» What the task requires:
Repeat, exactly and completely, the entries shown underneath.

» Data entries:
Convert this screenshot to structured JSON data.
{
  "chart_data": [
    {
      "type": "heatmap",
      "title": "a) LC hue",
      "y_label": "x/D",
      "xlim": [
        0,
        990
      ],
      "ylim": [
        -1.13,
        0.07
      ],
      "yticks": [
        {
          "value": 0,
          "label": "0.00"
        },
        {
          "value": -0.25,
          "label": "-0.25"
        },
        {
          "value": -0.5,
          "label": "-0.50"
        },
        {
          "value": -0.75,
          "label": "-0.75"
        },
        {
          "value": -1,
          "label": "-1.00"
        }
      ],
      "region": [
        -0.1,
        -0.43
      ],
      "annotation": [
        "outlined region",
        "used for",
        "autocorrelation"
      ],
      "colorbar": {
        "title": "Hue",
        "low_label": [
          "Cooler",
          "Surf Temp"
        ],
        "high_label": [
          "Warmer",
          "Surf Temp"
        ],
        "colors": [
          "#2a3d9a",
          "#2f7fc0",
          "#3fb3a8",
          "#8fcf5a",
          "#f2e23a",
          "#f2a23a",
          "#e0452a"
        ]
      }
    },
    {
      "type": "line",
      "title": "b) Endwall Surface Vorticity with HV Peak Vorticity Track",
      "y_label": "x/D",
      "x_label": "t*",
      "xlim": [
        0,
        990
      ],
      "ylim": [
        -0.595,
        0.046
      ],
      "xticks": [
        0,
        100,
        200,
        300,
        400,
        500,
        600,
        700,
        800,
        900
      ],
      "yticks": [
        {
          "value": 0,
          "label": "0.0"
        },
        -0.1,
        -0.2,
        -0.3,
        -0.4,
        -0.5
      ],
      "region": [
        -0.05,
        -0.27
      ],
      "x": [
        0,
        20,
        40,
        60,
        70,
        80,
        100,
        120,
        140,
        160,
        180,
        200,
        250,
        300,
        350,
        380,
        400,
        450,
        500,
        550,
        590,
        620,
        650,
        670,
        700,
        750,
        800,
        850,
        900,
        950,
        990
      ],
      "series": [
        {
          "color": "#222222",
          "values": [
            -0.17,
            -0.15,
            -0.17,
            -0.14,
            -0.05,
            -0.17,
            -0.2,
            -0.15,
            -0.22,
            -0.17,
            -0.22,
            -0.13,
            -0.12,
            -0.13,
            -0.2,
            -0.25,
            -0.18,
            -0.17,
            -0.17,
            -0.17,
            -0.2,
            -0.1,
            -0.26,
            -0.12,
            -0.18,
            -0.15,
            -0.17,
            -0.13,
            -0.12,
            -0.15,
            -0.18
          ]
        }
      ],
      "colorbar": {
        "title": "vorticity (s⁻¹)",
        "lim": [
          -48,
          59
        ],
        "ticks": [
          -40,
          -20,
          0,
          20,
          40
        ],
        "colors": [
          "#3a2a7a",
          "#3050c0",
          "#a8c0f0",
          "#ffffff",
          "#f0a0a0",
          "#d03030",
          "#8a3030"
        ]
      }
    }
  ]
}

» Expected answer:
Convert this screenshot to structured JSON data.
{
  "chart_data": [
    {
      "type": "heatmap",
      "title": "a) LC hue",
      "y_label": "x/D",
      "xlim": [
        0,
        990
      ],
      "ylim": [
        -1.13,
        0.07
      ],
      "yticks": [
        {
          "value": 0,
          "label": "0.00"
        },
        {
          "value": -0.25,
          "label": "-0.25"
        },
        {
          "value": -0.5,
          "label": "-0.50"
        },
        {
          "value": -0.75,
          "label": "-0.75"
        },
        {
          "value": -1,
          "label": "-1.00"
        }
      ],
      "region": [
        -0.1,
        -0.43
      ],
      "annotation": [
        "outlined region",
        "used for",
        "autocorrelation"
      ],
      "colorbar": {
        "title": "Hue",
        "low_label": [
          "Cooler",
          "Surf Temp"
        ],
        "high_label": [
          "Warmer",
          "Surf Temp"
        ],
        "colors": [
          "#2a3d9a",
          "#2f7fc0",
          "#3fb3a8",
          "#8fcf5a",
          "#f2e23a",
          "#f2a23a",
          "#e0452a"
        ]
      }
    },
    {
      "type": "line",
      "title": "b) Endwall Surface Vorticity with HV Peak Vorticity Track",
      "y_label": "x/D",
      "x_label": "t*",
      "xlim": [
        0,
        990
      ],
      "ylim": [
        -0.595,
        0.046
      ],
      "xticks": [
        0,
        100,
        200,
        300,
        400,
        500,
        600,
        700,
        800,
        900
      ],
      "yticks": [
        {
          "value": 0,
          "label": "0.0"
        },
        -0.1,
        -0.2,
        -0.3,
        -0.4,
        -0.5
      ],
      "region": [
        -0.05,
        -0.27
      ],
      "x": [
        0,
        20,
        40,
        60,
        70,
        80,
        100,
        120,
        140,
        160,
        180,
        200,
        250,
        300,
        350,
        380,
        400,
        450,
        500,
        550,
        590,
        620,
        650,
        670,
        700,
        750,
        800,
        850,
        900,
        950,
        990
      ],
      "series": [
        {
          "color": "#222222",
          "values": [
            -0.17,
            -0.15,
            -0.17,
            -0.14,
            -0.05,
            -0.17,
            -0.2,
            -0.15,
            -0.22,
            -0.17,
            -0.22,
            -0.13,
            -0.12,
            -0.13,
            -0.2,
            -0.25,
            -0.18,
            -0.17,
            -0.17,
            -0.17,
            -0.2,
            -0.1,
            -0.26,
            -0.12,
            -0.18,
            -0.15,
            -0.17,
            -0.13,
            -0.12,
            -0.15,
            -0.18
          ]
        }
      ],
      "colorbar": {
        "title": "vorticity (s⁻¹)",
        "lim": [
          -48,
          59
        ],
        "ticks": [
          -40,
          -20,
          0,
          20,
          40
        ],
        "colors": [
          "#3a2a7a",
          "#3050c0",
          "#a8c0f0",
          "#ffffff",
          "#f0a0a0",
          "#d03030",
          "#8a3030"
        ]
      }
    }
  ]
}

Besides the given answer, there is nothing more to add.